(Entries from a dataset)
[start]
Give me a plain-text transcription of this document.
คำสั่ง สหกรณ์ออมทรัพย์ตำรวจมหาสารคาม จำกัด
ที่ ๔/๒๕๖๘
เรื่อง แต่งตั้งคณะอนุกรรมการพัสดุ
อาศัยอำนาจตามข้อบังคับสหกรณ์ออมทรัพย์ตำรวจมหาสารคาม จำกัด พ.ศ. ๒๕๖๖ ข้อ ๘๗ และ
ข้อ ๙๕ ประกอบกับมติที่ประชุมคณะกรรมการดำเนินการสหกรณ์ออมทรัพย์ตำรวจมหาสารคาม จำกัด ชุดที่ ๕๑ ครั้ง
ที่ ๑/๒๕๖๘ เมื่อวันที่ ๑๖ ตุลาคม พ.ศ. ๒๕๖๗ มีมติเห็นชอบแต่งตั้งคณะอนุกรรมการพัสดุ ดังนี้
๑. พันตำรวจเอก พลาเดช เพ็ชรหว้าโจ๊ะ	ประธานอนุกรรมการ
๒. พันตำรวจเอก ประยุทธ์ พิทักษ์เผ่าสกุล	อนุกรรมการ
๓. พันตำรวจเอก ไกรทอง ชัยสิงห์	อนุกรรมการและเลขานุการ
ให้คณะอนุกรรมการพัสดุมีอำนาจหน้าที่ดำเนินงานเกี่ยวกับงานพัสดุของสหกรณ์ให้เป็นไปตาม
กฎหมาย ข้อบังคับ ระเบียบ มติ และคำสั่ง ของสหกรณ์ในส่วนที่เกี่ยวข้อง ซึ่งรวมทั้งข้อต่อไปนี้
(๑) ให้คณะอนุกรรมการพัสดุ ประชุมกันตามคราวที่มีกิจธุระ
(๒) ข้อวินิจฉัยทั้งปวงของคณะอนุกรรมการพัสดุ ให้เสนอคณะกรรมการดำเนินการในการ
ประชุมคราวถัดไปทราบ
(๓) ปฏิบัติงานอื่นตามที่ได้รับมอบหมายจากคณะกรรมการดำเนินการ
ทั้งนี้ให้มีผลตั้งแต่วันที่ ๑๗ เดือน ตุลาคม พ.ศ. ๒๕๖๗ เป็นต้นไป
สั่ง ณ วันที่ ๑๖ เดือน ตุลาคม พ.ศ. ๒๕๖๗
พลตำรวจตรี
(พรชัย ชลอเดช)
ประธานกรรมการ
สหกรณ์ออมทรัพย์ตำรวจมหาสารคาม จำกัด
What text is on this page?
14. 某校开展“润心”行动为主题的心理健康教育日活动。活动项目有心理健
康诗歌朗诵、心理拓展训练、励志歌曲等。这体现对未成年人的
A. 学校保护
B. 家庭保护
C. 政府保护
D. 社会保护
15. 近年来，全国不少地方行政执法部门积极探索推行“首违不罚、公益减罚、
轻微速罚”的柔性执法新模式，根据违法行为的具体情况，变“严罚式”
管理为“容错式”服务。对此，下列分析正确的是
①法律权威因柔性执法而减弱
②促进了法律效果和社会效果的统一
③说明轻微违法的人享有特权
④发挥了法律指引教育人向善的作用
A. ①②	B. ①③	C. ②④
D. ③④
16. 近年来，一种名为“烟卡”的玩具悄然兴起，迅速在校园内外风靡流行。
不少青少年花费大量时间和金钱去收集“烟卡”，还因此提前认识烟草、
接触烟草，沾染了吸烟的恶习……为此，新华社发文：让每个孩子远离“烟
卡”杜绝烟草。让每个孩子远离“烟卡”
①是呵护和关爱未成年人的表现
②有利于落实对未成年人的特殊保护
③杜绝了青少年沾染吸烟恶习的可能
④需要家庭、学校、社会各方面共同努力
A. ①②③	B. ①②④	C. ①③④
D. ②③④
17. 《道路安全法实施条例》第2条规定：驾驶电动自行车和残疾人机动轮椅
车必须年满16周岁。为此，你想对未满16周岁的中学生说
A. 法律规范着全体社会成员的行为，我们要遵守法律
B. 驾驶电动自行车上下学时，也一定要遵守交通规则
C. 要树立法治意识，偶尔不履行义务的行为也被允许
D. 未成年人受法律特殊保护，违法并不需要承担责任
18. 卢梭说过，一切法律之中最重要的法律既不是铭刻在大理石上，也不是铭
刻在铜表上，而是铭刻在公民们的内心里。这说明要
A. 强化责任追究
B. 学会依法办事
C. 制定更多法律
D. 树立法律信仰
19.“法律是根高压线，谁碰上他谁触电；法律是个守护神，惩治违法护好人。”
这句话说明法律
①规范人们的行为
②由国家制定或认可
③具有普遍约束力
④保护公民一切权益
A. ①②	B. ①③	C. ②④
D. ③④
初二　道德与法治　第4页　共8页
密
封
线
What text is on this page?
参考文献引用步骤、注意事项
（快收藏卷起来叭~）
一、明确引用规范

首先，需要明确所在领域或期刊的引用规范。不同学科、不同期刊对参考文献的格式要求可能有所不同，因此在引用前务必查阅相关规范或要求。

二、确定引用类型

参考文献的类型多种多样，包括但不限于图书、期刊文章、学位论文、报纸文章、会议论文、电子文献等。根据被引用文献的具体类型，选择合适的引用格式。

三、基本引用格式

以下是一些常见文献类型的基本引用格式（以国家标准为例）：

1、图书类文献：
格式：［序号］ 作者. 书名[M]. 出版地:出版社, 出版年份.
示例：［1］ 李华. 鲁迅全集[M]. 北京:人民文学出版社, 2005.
[end]
WHAT YOU HAVE TO DO:
From the listing above, pick out every line containing "让每个孩子远离".

FINISHED ANSWER:
接触烟草，沾染了吸烟的恶习……为此，新华社发文：让每个孩子远离“烟
卡”杜绝烟草。让每个孩子远离“烟卡”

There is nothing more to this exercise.